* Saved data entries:
-- START --
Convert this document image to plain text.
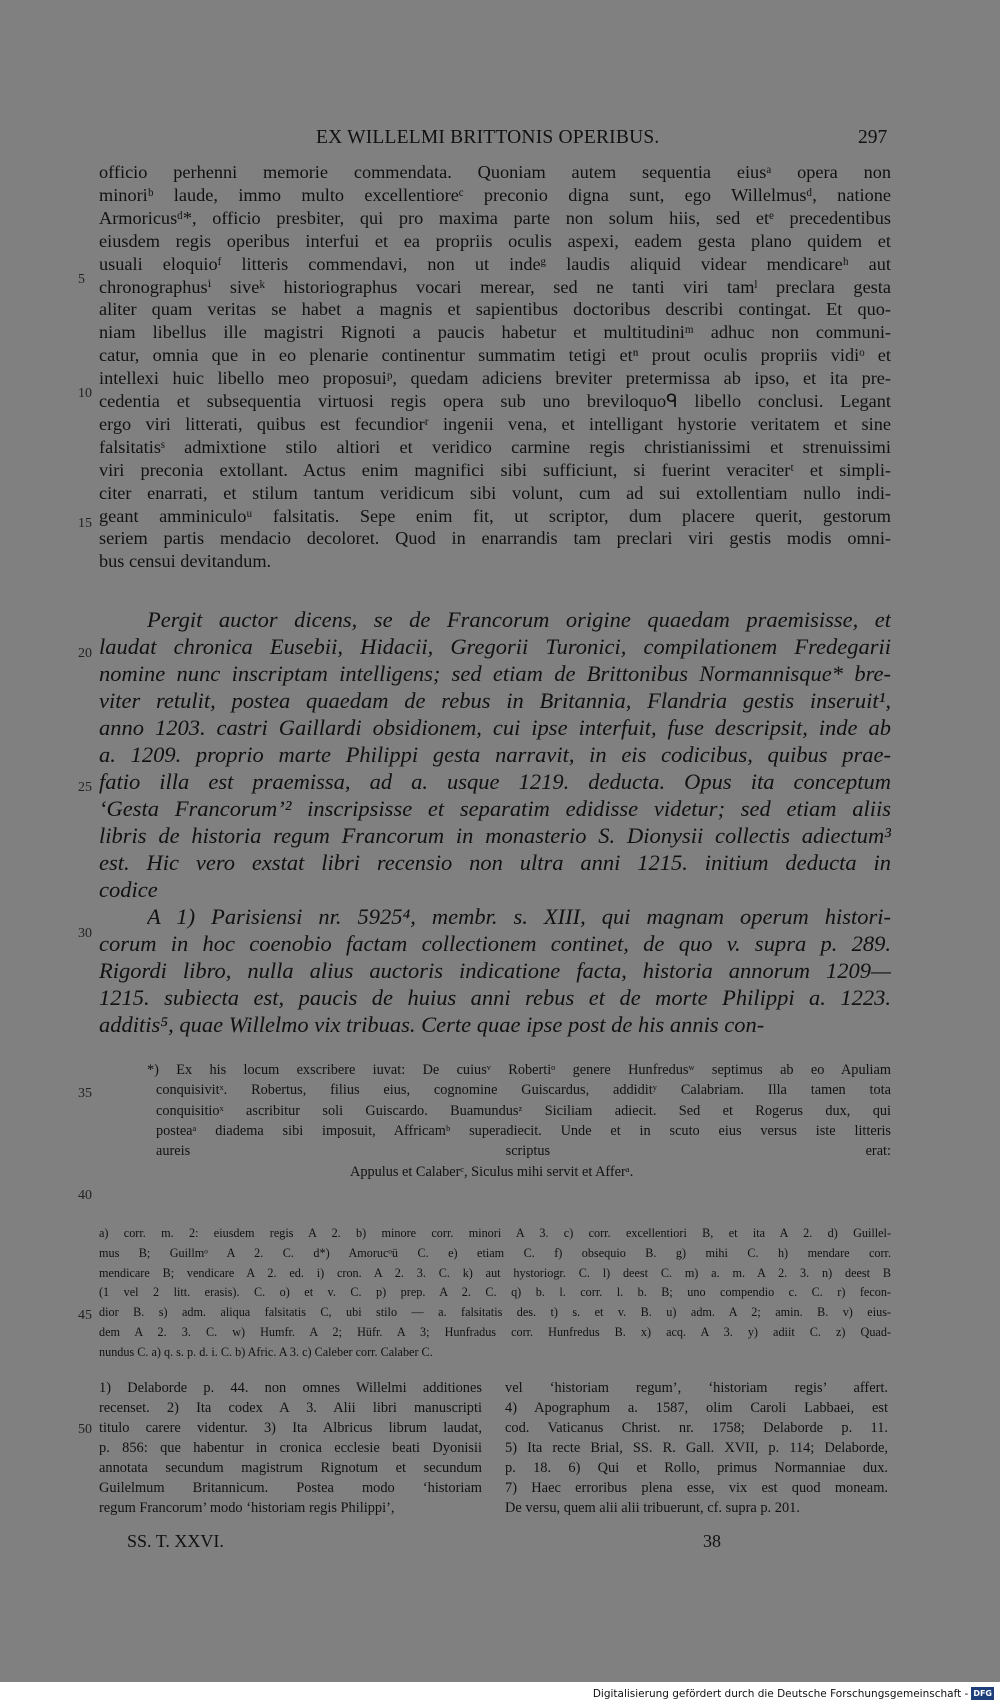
EX WILLELMI BRITTONIS OPERIBUS.	297
officio perhenni memorie commendata. Quoniam autem sequentia eiusᵃ opera non
minoriᵇ laude, immo multo excellentioreᶜ preconio digna sunt, ego Willelmusᵈ, natione
Armoricusᵈ*, officio presbiter, qui pro maxima parte non solum hiis, sed etᵉ precedentibus
eiusdem regis operibus interfui et ea propriis oculis aspexi, eadem gesta plano quidem et
usuali eloquioᶠ litteris commendavi, non ut indeᵍ laudis aliquid videar mendicareʰ aut
chronographusⁱ siveᵏ historiographus vocari merear, sed ne tanti viri tamˡ preclara gesta
aliter quam veritas se habet a magnis et sapientibus doctoribus describi contingat. Et quo-
niam libellus ille magistri Rignoti a paucis habetur et multitudiniᵐ adhuc non communi-
catur, omnia que in eo plenarie continentur summatim tetigi etⁿ prout oculis propriis vidiᵒ et
intellexi huic libello meo proposuiᵖ, quedam adiciens breviter pretermissa ab ipso, et ita pre-
cedentia et subsequentia virtuosi regis opera sub uno breviloquoᑫ libello conclusi. Legant
ergo viri litterati, quibus est fecundiorʳ ingenii vena, et intelligant hystorie veritatem et sine
falsitatisˢ admixtione stilo altiori et veridico carmine regis christianissimi et strenuissimi
viri preconia extollant. Actus enim magnifici sibi sufficiunt, si fuerint veraciterᵗ et simpli-
citer enarrati, et stilum tantum veridicum sibi volunt, cum ad sui extollentiam nullo indi-
geant amminiculoᵘ falsitatis. Sepe enim fit, ut scriptor, dum placere querit, gestorum
seriem partis mendacio decoloret. Quod in enarrandis tam preclari viri gestis modis omni-
bus censui devitandum.
Pergit auctor dicens, se de Francorum origine quaedam praemisisse, et
laudat chronica Eusebii, Hidacii, Gregorii Turonici, compilationem Fredegarii
nomine nunc inscriptam intelligens; sed etiam de Brittonibus Normannisque* bre-
viter retulit, postea quaedam de rebus in Britannia, Flandria gestis inseruit¹,
anno 1203. castri Gaillardi obsidionem, cui ipse interfuit, fuse descripsit, inde ab
a. 1209. proprio marte Philippi gesta narravit, in eis codicibus, quibus prae-
fatio illa est praemissa, ad a. usque 1219. deducta. Opus ita conceptum
‘Gesta Francorum’² inscripsisse et separatim edidisse videtur; sed etiam aliis
libris de historia regum Francorum in monasterio S. Dionysii collectis adiectum³
est. Hic vero exstat libri recensio non ultra anni 1215. initium deducta in
codice
A 1) Parisiensi nr. 5925⁴, membr. s. XIII, qui magnam operum histori-
corum in hoc coenobio factam collectionem continet, de quo v. supra p. 289.
Rigordi libro, nulla alius auctoris indicatione facta, historia annorum 1209—
1215. subiecta est, paucis de huius anni rebus et de morte Philippi a. 1223.
additis⁵, quae Willelmo vix tribuas. Certe quae ipse post de his annis con-
*) Ex his locum exscribere iuvat: De cuiusᵛ Robertiᵒ genere Hunfredusʷ septimus ab eo Apuliam
conquisivitˣ. Robertus, filius eius, cognomine Guiscardus, addiditʸ Calabriam. Illa tamen tota
conquisitioˣ ascribitur soli Guiscardo. Buamundusᶻ Siciliam adiecit. Sed et Rogerus dux, qui
posteaᵃ diadema sibi imposuit, Affricamᵇ superadiecit. Unde et in scuto eius versus iste litteris
aureis scriptus erat:
Appulus et Calaberᶜ, Siculus mihi servit et Afferᵃ.
a) corr. m. 2: eiusdem regis A 2. b) minore corr. minori A 3. c) corr. excellentiori B, et ita A 2. d) Guillel-
mus B; Guillmᵒ A 2. C. d*) Amorucᵒü C. e) etiam C. f) obsequio B. g) mihi C. h) mendare corr.
mendicare B; vendicare A 2. ed. i) cron. A 2. 3. C. k) aut hystoriogr. C. l) deest C. m) a. m. A 2. 3. n) deest B
(1 vel 2 litt. erasis). C. o) et v. C. p) prep. A 2. C. q) b. l. corr. l. b. B; uno compendio c. C. r) fecon-
dior B. s) adm. aliqua falsitatis C, ubi stilo — a. falsitatis des. t) s. et v. B. u) adm. A 2; amin. B. v) eius-
dem A 2. 3. C. w) Humfr. A 2; Hüfr. A 3; Hunfradus corr. Hunfredus B. x) acq. A 3. y) adiit C. z) Quad-
nundus C. a) q. s. p. d. i. C. b) Afric. A 3. c) Caleber corr. Calaber C.
5
10
15
20
25
30
35
40
45
50
1) Delaborde p. 44. non omnes Willelmi additiones
recenset. 2) Ita codex A 3. Alii libri manuscripti
titulo carere videntur. 3) Ita Albricus librum laudat,
p. 856: que habentur in cronica ecclesie beati Dyonisii
annotata secundum magistrum Rignotum et secundum
Guilelmum Britannicum. Postea modo ‘historiam
regum Francorum’ modo ‘historiam regis Philippi’,
vel ‘historiam regum’, ‘historiam regis’ affert.
4) Apographum a. 1587, olim Caroli Labbaei, est
cod. Vaticanus Christ. nr. 1758; Delaborde p. 11.
5) Ita recte Brial, SS. R. Gall. XVII, p. 114; Delaborde,
p. 18. 6) Qui et Rollo, primus Normanniae dux.
7) Haec erroribus plena esse, vix est quod moneam.
De versu, quem alii alii tribuerunt, cf. supra p. 201.
SS. T. XXVI.	38
Digitalisierung gefördert durch die Deutsche Forschungsgemeinschaft - DFG
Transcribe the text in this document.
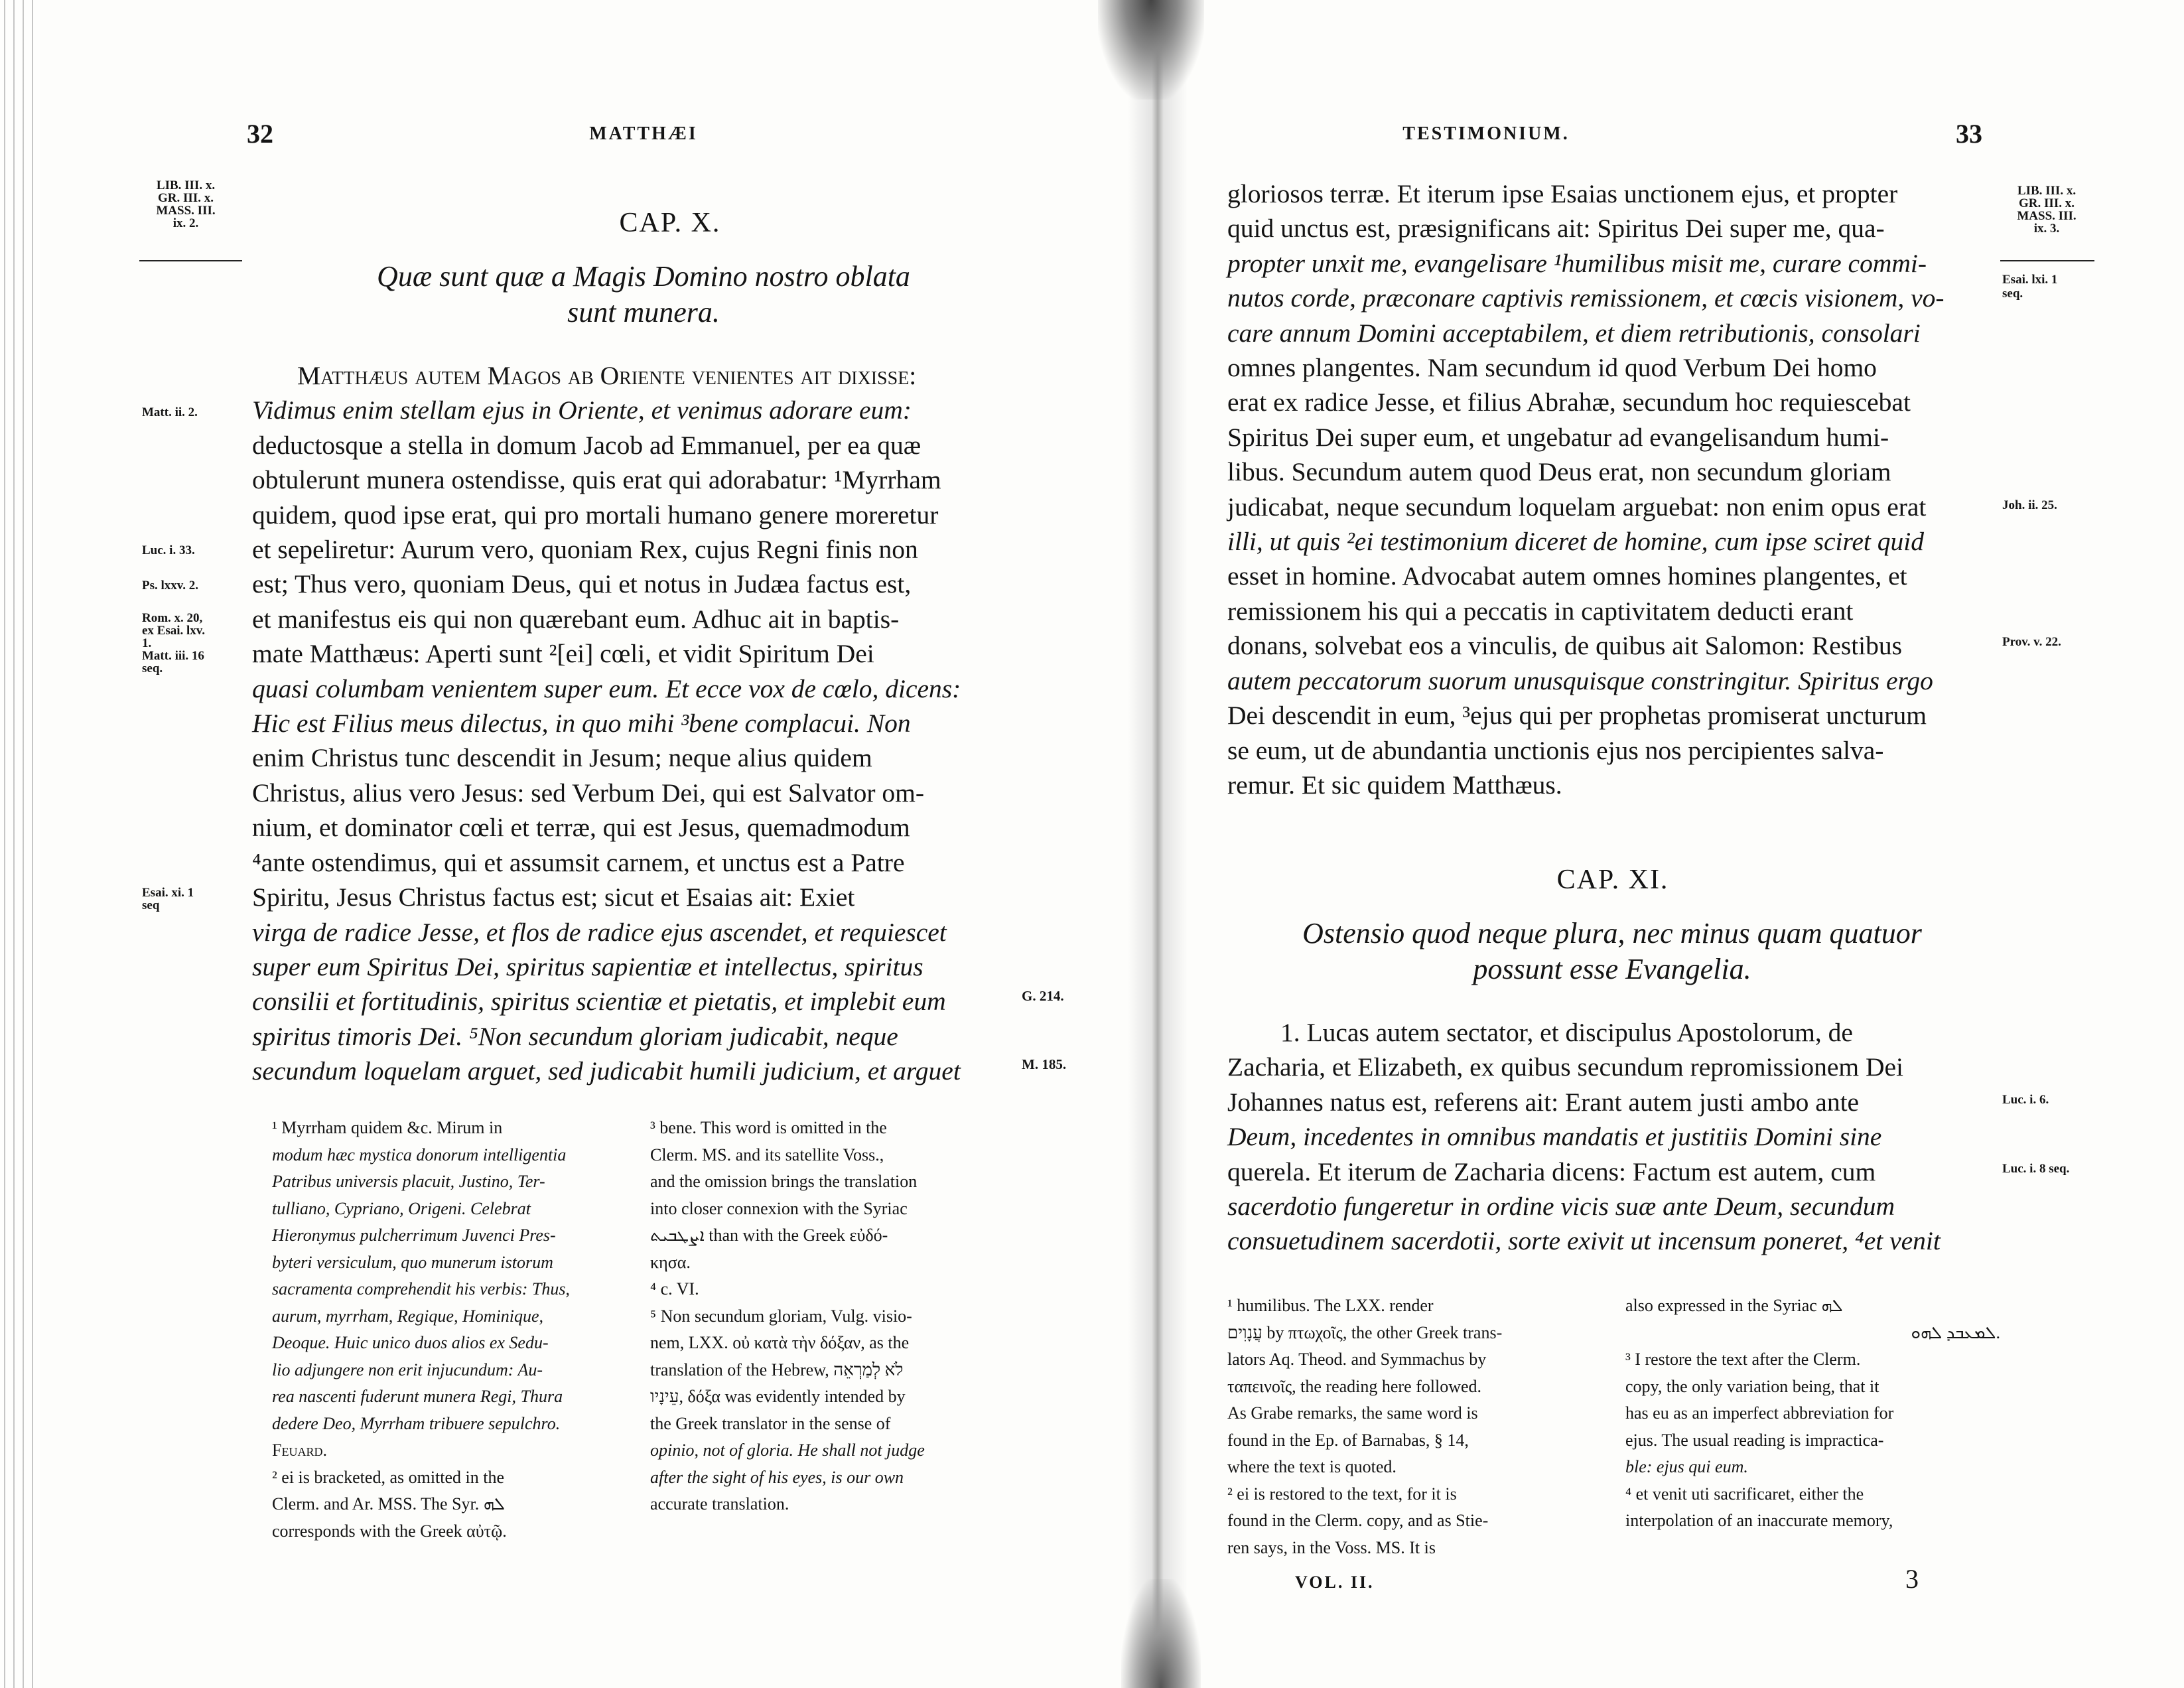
32	MATTHÆI
LIB. III. x.
GR. III. x.
MASS. III.
ix. 2.	CAP. X.
Quæ sunt quæ a Magis Domino nostro oblata sunt munera.
Matt. ii. 2.
Luc. i. 33.
Ps. lxxv. 2.
Rom. x. 20,
ex Esai. lxv.
1.
Matt. iii. 16
seq.
Esai. xi. 1
seq
G. 214.
M. 185.

Matthæus autem Magos ab Oriente venientes ait dixisse:

Vidimus enim stellam ejus in Oriente, et venimus adorare eum:

deductosque a stella in domum Jacob ad Emmanuel, per ea quæ

obtulerunt munera ostendisse, quis erat qui adorabatur: ¹Myrrham

quidem, quod ipse erat, qui pro mortali humano genere moreretur

et sepeliretur: Aurum vero, quoniam Rex, cujus Regni finis non

est; Thus vero, quoniam Deus, qui et notus in Judæa factus est,

et manifestus eis qui non quærebant eum. Adhuc ait in baptis-

mate Matthæus: Aperti sunt ²[ei] cœli, et vidit Spiritum Dei

quasi columbam venientem super eum. Et ecce vox de cœlo, dicens:

Hic est Filius meus dilectus, in quo mihi ³bene complacui. Non

enim Christus tunc descendit in Jesum; neque alius quidem

Christus, alius vero Jesus: sed Verbum Dei, qui est Salvator om-

nium, et dominator cœli et terræ, qui est Jesus, quemadmodum

⁴ante ostendimus, qui et assumsit carnem, et unctus est a Patre

Spiritu, Jesus Christus factus est; sicut et Esaias ait: Exiet

virga de radice Jesse, et flos de radice ejus ascendet, et requiescet

super eum Spiritus Dei, spiritus sapientiæ et intellectus, spiritus

consilii et fortitudinis, spiritus scientiæ et pietatis, et implebit eum

spiritus timoris Dei. ⁵Non secundum gloriam judicabit, neque

secundum loquelam arguet, sed judicabit humili judicium, et arguet

¹ Myrrham quidem &c. Mirum in

modum hæc mystica donorum intelligentia

Patribus universis placuit, Justino, Ter-

tulliano, Cypriano, Origeni. Celebrat

Hieronymus pulcherrimum Juvenci Pres-

byteri versiculum, quo munerum istorum

sacramenta comprehendit his verbis: Thus,

aurum, myrrham, Regique, Hominique,

Deoque. Huic unico duos alios ex Sedu-

lio adjungere non erit injucundum: Au-

rea nascenti fuderunt munera Regi, Thura

dedere Deo, Myrrham tribuere sepulchro.

Feuard.

² ei is bracketed, as omitted in the

Clerm. and Ar. MSS. The Syr. ܠܗ

corresponds with the Greek αὐτῷ.

³ bene. This word is omitted in the

Clerm. MS. and its satellite Voss.,

and the omission brings the translation

into closer connexion with the Syriac

ܐܨܛܒܝܬ than with the Greek εὐδό-

κησα.

⁴ c. VI.

⁵ Non secundum gloriam, Vulg. visio-

nem, LXX. οὐ κατὰ τὴν δόξαν, as the

translation of the Hebrew, לֹא לְמַרְאֵה

עֵינָיו, δόξα was evidently intended by

the Greek translator in the sense of

opinio, not of gloria. He shall not judge

after the sight of his eyes, is our own

accurate translation.

TESTIMONIUM.	33
LIB. III. x.
GR. III. x.
MASS. III.
ix. 3.
Esai. lxi. 1
seq.
Joh. ii. 25.
Prov. v. 22.
Luc. i. 6.
Luc. i. 8 seq.

gloriosos terræ. Et iterum ipse Esaias unctionem ejus, et propter

quid unctus est, præsignificans ait: Spiritus Dei super me, qua-

propter unxit me, evangelisare ¹humilibus misit me, curare commi-

nutos corde, præconare captivis remissionem, et cœcis visionem, vo-

care annum Domini acceptabilem, et diem retributionis, consolari

omnes plangentes. Nam secundum id quod Verbum Dei homo

erat ex radice Jesse, et filius Abrahæ, secundum hoc requiescebat

Spiritus Dei super eum, et ungebatur ad evangelisandum humi-

libus. Secundum autem quod Deus erat, non secundum gloriam

judicabat, neque secundum loquelam arguebat: non enim opus erat

illi, ut quis ²ei testimonium diceret de homine, cum ipse sciret quid

esset in homine. Advocabat autem omnes homines plangentes, et

remissionem his qui a peccatis in captivitatem deducti erant

donans, solvebat eos a vinculis, de quibus ait Salomon: Restibus

autem peccatorum suorum unusquisque constringitur. Spiritus ergo

Dei descendit in eum, ³ejus qui per prophetas promiserat uncturum

se eum, ut de abundantia unctionis ejus nos percipientes salva-

remur. Et sic quidem Matthæus.

CAP. XI.
Ostensio quod neque plura, nec minus quam quatuor possunt esse Evangelia.

1. Lucas autem sectator, et discipulus Apostolorum, de

Zacharia, et Elizabeth, ex quibus secundum repromissionem Dei

Johannes natus est, referens ait: Erant autem justi ambo ante

Deum, incedentes in omnibus mandatis et justitiis Domini sine

querela. Et iterum de Zacharia dicens: Factum est autem, cum

sacerdotio fungeretur in ordine vicis suæ ante Deum, secundum

consuetudinem sacerdotii, sorte exivit ut incensum poneret, ⁴et venit

¹ humilibus. The LXX. render

עֲנָוִים by πτωχοῖς, the other Greek trans-

lators Aq. Theod. and Symmachus by

ταπεινοῖς, the reading here followed.

As Grabe remarks, the same word is

found in the Ep. of Barnabas, § 14,

where the text is quoted.

² ei is restored to the text, for it is

found in the Clerm. copy, and as Stie-

ren says, in the Voss. MS. It is

also expressed in the Syriac ܠܗ

ܠܡܥܒܕ ܠܗܘ.

³ I restore the text after the Clerm.

copy, the only variation being, that it

has eu as an imperfect abbreviation for

ejus. The usual reading is impractica-

ble: ejus qui eum.

⁴ et venit uti sacrificaret, either the

interpolation of an inaccurate memory,

VOL. II.	3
-- END --
* INSTRUCTION:
In the entries above, find the lines containing the word "omitted" and say how many there are, with no other words.

* WORKED ANSWER:
2